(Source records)
——
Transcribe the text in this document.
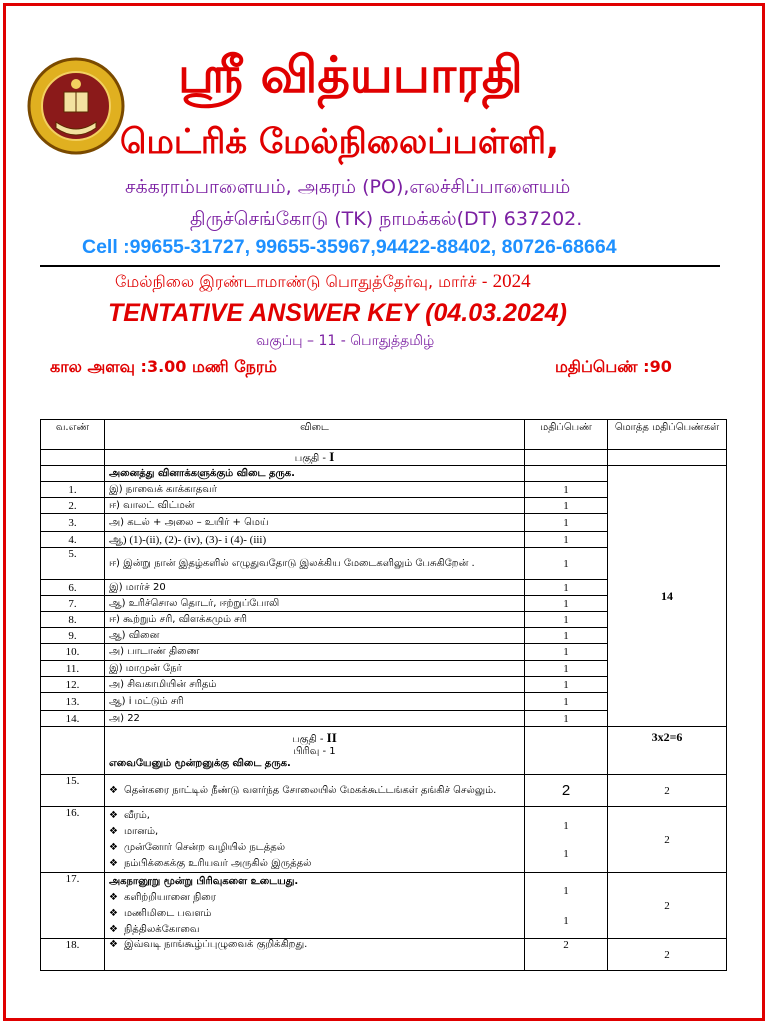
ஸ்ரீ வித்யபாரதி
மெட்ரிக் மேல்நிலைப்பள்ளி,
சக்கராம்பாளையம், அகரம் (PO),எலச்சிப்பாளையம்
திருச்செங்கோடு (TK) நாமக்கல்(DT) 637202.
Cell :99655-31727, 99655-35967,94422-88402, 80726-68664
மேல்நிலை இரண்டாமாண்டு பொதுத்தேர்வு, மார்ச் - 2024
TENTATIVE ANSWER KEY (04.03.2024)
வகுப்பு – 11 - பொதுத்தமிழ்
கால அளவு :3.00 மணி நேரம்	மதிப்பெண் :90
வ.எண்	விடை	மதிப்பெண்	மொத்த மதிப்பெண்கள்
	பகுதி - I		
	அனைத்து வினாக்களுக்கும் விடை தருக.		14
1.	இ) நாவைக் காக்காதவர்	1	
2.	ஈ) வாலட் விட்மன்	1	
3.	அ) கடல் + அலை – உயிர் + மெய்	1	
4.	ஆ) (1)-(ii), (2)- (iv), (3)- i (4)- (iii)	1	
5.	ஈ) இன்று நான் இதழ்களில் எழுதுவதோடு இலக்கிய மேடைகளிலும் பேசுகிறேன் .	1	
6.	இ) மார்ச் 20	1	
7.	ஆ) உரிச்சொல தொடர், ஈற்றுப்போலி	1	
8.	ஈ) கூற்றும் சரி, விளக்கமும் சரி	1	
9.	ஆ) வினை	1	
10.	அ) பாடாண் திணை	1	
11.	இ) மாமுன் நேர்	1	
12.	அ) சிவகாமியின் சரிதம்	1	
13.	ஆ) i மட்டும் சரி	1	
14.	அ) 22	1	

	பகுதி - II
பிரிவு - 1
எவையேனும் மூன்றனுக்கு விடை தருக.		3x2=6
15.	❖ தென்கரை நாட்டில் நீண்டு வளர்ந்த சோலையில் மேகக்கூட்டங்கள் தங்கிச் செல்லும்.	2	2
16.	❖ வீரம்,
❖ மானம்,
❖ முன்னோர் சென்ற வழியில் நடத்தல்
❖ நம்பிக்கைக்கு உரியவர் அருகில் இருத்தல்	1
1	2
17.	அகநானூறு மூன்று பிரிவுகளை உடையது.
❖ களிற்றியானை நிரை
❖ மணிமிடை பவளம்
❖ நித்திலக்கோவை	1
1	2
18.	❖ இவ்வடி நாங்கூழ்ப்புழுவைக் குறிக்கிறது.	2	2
——
- _Do this_: Without the pictures, write out every entry precisely as it appears.

- _Result_:
Transcribe the text in this document.
ஸ்ரீ வித்யபாரதி
மெட்ரிக் மேல்நிலைப்பள்ளி,
சக்கராம்பாளையம், அகரம் (PO),எலச்சிப்பாளையம்
திருச்செங்கோடு (TK) நாமக்கல்(DT) 637202.
Cell :99655-31727, 99655-35967,94422-88402, 80726-68664
மேல்நிலை இரண்டாமாண்டு பொதுத்தேர்வு, மார்ச் - 2024
TENTATIVE ANSWER KEY (04.03.2024)
வகுப்பு – 11 - பொதுத்தமிழ்
கால அளவு :3.00 மணி நேரம்	மதிப்பெண் :90
வ.எண்	விடை	மதிப்பெண்	மொத்த மதிப்பெண்கள்
	பகுதி - I		
	அனைத்து வினாக்களுக்கும் விடை தருக.		14
1.	இ) நாவைக் காக்காதவர்	1	
2.	ஈ) வாலட் விட்மன்	1	
3.	அ) கடல் + அலை – உயிர் + மெய்	1	
4.	ஆ) (1)-(ii), (2)- (iv), (3)- i (4)- (iii)	1	
5.	ஈ) இன்று நான் இதழ்களில் எழுதுவதோடு இலக்கிய மேடைகளிலும் பேசுகிறேன் .	1	
6.	இ) மார்ச் 20	1	
7.	ஆ) உரிச்சொல தொடர், ஈற்றுப்போலி	1	
8.	ஈ) கூற்றும் சரி, விளக்கமும் சரி	1	
9.	ஆ) வினை	1	
10.	அ) பாடாண் திணை	1	
11.	இ) மாமுன் நேர்	1	
12.	அ) சிவகாமியின் சரிதம்	1	
13.	ஆ) i மட்டும் சரி	1	
14.	அ) 22	1	

	பகுதி - II
பிரிவு - 1
எவையேனும் மூன்றனுக்கு விடை தருக.		3x2=6
15.	❖ தென்கரை நாட்டில் நீண்டு வளர்ந்த சோலையில் மேகக்கூட்டங்கள் தங்கிச் செல்லும்.	2	2
16.	❖ வீரம்,
❖ மானம்,
❖ முன்னோர் சென்ற வழியில் நடத்தல்
❖ நம்பிக்கைக்கு உரியவர் அருகில் இருத்தல்	1
1	2
17.	அகநானூறு மூன்று பிரிவுகளை உடையது.
❖ களிற்றியானை நிரை
❖ மணிமிடை பவளம்
❖ நித்திலக்கோவை	1
1	2
18.	❖ இவ்வடி நாங்கூழ்ப்புழுவைக் குறிக்கிறது.	2	2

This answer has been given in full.